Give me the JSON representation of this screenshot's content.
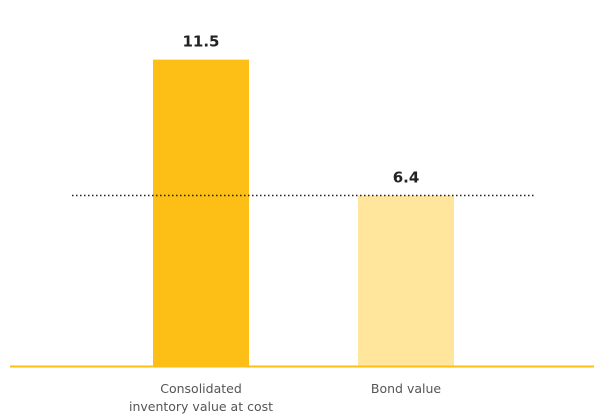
{
  "chart_data": {
    "type": "bar",
    "categories": [
      [
        "Consolidated",
        "inventory value at cost"
      ],
      [
        "Bond value"
      ]
    ],
    "values": [
      11.5,
      6.4
    ],
    "value_labels": [
      "11.5",
      "6.4"
    ],
    "reference_line": 6.4,
    "ylim": [
      0,
      12.8
    ],
    "grid": false,
    "legend": "none",
    "bar_colors": [
      "#FDBE16",
      "#FFE69C"
    ],
    "baseline_color": "#FDBE16",
    "reference_line_color": "#222222"
  }
}
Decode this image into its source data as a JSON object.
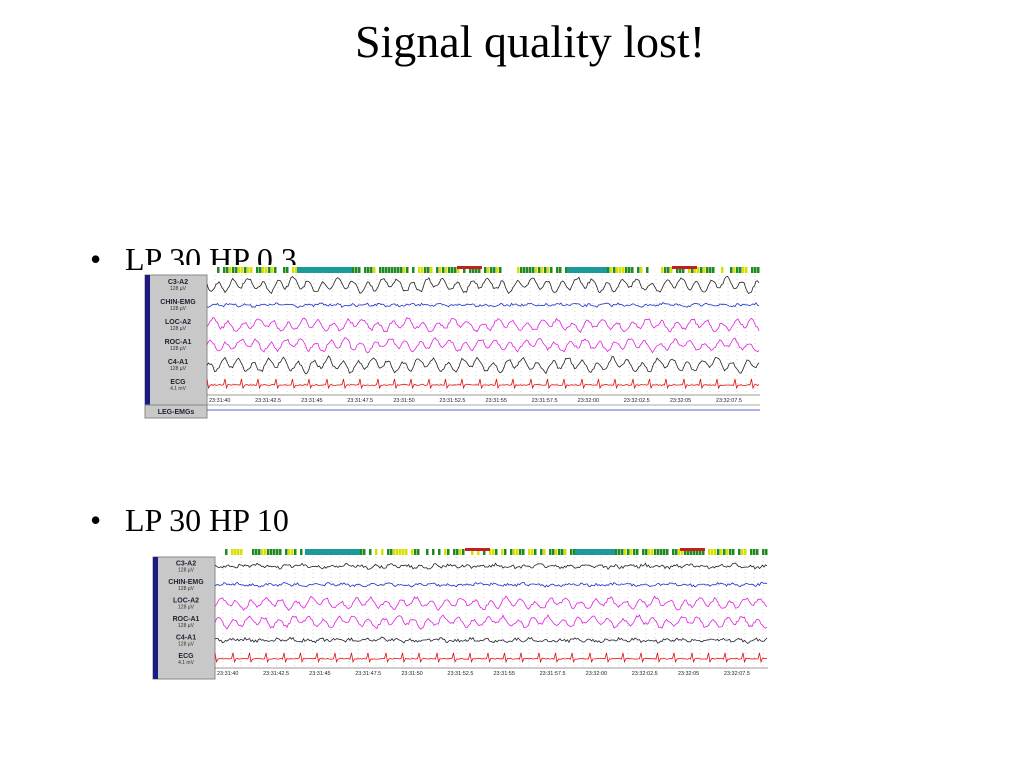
{
  "title": "Signal quality lost!",
  "sections": [
    {
      "bullet": "LP 30 HP 0.3",
      "channels": [
        {
          "name": "C3-A2",
          "scale": "128 µV"
        },
        {
          "name": "CHIN-EMG",
          "scale": "128 µV"
        },
        {
          "name": "LOC-A2",
          "scale": "128 µV"
        },
        {
          "name": "ROC-A1",
          "scale": "128 µV"
        },
        {
          "name": "C4-A1",
          "scale": "128 µV"
        },
        {
          "name": "ECG",
          "scale": "4.1 mV"
        }
      ],
      "times": [
        "23:31:40",
        "23:31:42.5",
        "23:31:45",
        "23:31:47.5",
        "23:31:50",
        "23:31:52.5",
        "23:31:55",
        "23:31:57.5",
        "23:32:00",
        "23:32:02.5",
        "23:32:05",
        "23:32:07.5"
      ],
      "extra_channel": "LEG-EMGs"
    },
    {
      "bullet": "LP 30 HP 10",
      "channels": [
        {
          "name": "C3-A2",
          "scale": "128 µV"
        },
        {
          "name": "CHIN-EMG",
          "scale": "128 µV"
        },
        {
          "name": "LOC-A2",
          "scale": "128 µV"
        },
        {
          "name": "ROC-A1",
          "scale": "128 µV"
        },
        {
          "name": "C4-A1",
          "scale": "128 µV"
        },
        {
          "name": "ECG",
          "scale": "4.1 mV"
        }
      ],
      "times": [
        "23:31:40",
        "23:31:42.5",
        "23:31:45",
        "23:31:47.5",
        "23:31:50",
        "23:31:52.5",
        "23:31:55",
        "23:31:57.5",
        "23:32:00",
        "23:32:02.5",
        "23:32:05",
        "23:32:07.5"
      ]
    }
  ]
}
────────────────────────────────────────
SET EXERCISE:
Your task is to gather every line with the word "this" and copy it.

FINAL RESULT:
Give me the JSON representation of this screenshot's content.
Decode this image into its source data as a JSON object.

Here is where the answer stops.